What you have to do: Locate every line below that contains the word "JSON" and copy it.

── Records for processing

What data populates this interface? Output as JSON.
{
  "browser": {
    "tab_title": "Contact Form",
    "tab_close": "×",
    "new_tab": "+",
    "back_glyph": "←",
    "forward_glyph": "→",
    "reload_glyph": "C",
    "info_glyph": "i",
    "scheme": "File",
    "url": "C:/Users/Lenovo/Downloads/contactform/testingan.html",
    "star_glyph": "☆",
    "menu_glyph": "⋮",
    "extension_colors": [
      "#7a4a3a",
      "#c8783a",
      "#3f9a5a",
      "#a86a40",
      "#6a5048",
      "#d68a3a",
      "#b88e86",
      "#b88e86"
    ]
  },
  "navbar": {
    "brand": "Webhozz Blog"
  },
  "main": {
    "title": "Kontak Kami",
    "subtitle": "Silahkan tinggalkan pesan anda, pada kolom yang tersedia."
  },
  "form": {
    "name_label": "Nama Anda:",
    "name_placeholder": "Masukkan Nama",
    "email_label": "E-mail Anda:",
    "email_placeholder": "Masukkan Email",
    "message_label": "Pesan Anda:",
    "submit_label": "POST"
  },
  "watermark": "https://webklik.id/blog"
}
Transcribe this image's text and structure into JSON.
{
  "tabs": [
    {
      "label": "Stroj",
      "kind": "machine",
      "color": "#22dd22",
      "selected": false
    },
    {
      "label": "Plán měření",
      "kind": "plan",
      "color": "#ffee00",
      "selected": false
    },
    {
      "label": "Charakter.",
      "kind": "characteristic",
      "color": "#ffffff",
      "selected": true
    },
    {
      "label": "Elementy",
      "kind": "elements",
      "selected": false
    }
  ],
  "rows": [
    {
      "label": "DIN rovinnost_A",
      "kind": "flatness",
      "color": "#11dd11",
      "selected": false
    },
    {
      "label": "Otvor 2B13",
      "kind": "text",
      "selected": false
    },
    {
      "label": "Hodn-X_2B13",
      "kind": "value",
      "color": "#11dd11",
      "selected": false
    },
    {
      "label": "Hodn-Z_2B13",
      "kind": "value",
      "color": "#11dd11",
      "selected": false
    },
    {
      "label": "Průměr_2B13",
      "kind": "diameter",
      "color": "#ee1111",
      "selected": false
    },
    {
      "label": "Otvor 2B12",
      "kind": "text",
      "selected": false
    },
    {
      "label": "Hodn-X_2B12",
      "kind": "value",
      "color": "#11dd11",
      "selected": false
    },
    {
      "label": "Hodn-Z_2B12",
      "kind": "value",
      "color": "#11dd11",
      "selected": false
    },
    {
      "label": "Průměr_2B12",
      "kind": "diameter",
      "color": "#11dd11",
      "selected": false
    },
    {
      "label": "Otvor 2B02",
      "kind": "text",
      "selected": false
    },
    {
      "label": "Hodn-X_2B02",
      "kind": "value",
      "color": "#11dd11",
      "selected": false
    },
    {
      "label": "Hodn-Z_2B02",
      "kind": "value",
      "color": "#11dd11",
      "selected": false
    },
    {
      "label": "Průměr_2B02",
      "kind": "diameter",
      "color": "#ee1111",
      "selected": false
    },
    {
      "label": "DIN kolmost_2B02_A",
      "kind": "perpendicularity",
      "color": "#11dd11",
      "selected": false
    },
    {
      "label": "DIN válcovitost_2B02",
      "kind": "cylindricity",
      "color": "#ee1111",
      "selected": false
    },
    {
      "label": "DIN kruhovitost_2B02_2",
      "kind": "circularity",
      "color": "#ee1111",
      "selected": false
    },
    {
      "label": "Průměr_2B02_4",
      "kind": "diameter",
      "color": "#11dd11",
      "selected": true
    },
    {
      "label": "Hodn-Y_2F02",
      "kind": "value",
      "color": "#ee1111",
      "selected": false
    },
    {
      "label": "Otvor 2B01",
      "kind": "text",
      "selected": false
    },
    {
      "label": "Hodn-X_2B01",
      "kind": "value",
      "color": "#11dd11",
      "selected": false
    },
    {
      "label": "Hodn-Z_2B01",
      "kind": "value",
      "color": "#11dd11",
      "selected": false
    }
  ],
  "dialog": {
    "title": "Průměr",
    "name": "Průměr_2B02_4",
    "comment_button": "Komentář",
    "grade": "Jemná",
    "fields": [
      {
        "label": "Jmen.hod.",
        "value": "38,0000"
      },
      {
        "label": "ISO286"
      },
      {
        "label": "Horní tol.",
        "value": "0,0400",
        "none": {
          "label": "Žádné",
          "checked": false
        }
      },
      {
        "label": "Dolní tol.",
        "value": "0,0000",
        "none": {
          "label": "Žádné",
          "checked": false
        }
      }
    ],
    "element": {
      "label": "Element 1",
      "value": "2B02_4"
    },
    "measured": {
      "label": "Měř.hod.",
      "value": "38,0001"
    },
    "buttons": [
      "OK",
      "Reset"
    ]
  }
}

────

Answer below:
What data populates this interface? Output as JSON.
Transcribe this image's text and structure into JSON.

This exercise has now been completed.